_PROMPT_
Where a line contains the string "agreed", copy that line.

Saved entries
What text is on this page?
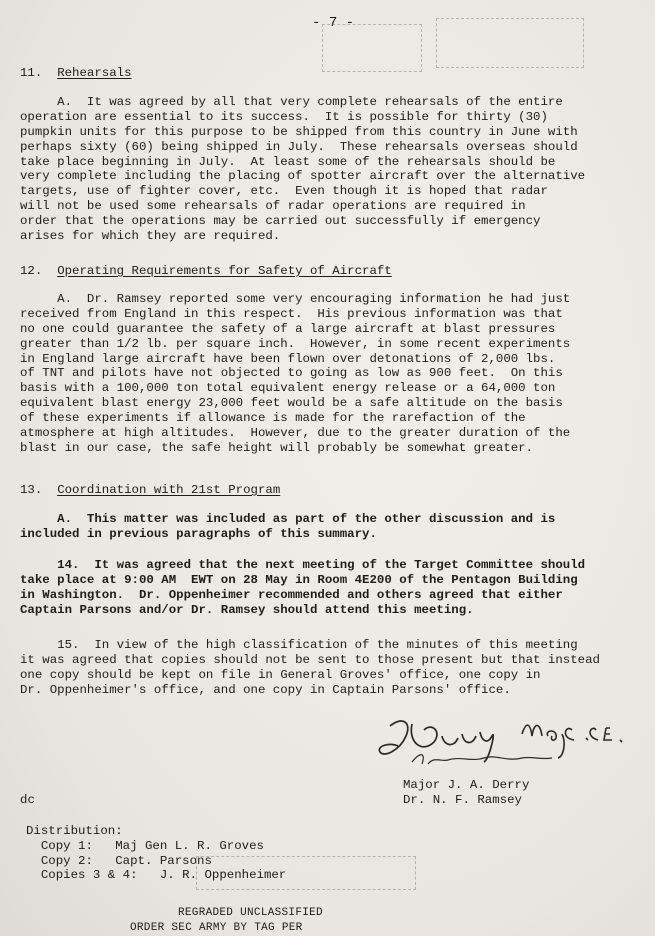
- 7 -
11. Rehearsals
A.  It was agreed by all that very complete rehearsals of the entire
operation are essential to its success.  It is possible for thirty (30)
pumpkin units for this purpose to be shipped from this country in June with
perhaps sixty (60) being shipped in July.  These rehearsals overseas should
take place beginning in July.  At least some of the rehearsals should be
very complete including the placing of spotter aircraft over the alternative
targets, use of fighter cover, etc.  Even though it is hoped that radar
will not be used some rehearsals of radar operations are required in
order that the operations may be carried out successfully if emergency
arises for which they are required.
12. Operating Requirements for Safety of Aircraft
A.  Dr. Ramsey reported some very encouraging information he had just
received from England in this respect.  His previous information was that
no one could guarantee the safety of a large aircraft at blast pressures
greater than 1/2 lb. per square inch.  However, in some recent experiments
in England large aircraft have been flown over detonations of 2,000 lbs.
of TNT and pilots have not objected to going as low as 900 feet.  On this
basis with a 100,000 ton total equivalent energy release or a 64,000 ton
equivalent blast energy 23,000 feet would be a safe altitude on the basis
of these experiments if allowance is made for the rarefaction of the
atmosphere at high altitudes.  However, due to the greater duration of the
blast in our case, the safe height will probably be somewhat greater.
13. Coordination with 21st Program
A.  This matter was included as part of the other discussion and is
included in previous paragraphs of this summary.
14.  It was agreed that the next meeting of the Target Committee should
take place at 9:00 AM  EWT on 28 May in Room 4E200 of the Pentagon Building
in Washington.  Dr. Oppenheimer recommended and others agreed that either
Captain Parsons and/or Dr. Ramsey should attend this meeting.
15.  In view of the high classification of the minutes of this meeting
it was agreed that copies should not be sent to those present but that instead
one copy should be kept on file in General Groves' office, one copy in
Dr. Oppenheimer's office, and one copy in Captain Parsons' office.
Major J. A. Derry
Dr. N. F. Ramsey
dc
Distribution:
Copy 1:   Maj Gen L. R. Groves
Copy 2:   Capt. Parsons
Copies 3 & 4:   J. R. Oppenheimer
REGRADED UNCLASSIFIED
ORDER SEC ARMY BY TAG PER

_REPLY_
A.  It was agreed by all that very complete rehearsals of the entire
14.  It was agreed that the next meeting of the Target Committee should
in Washington.  Dr. Oppenheimer recommended and others agreed that either
it was agreed that copies should not be sent to those present but that instead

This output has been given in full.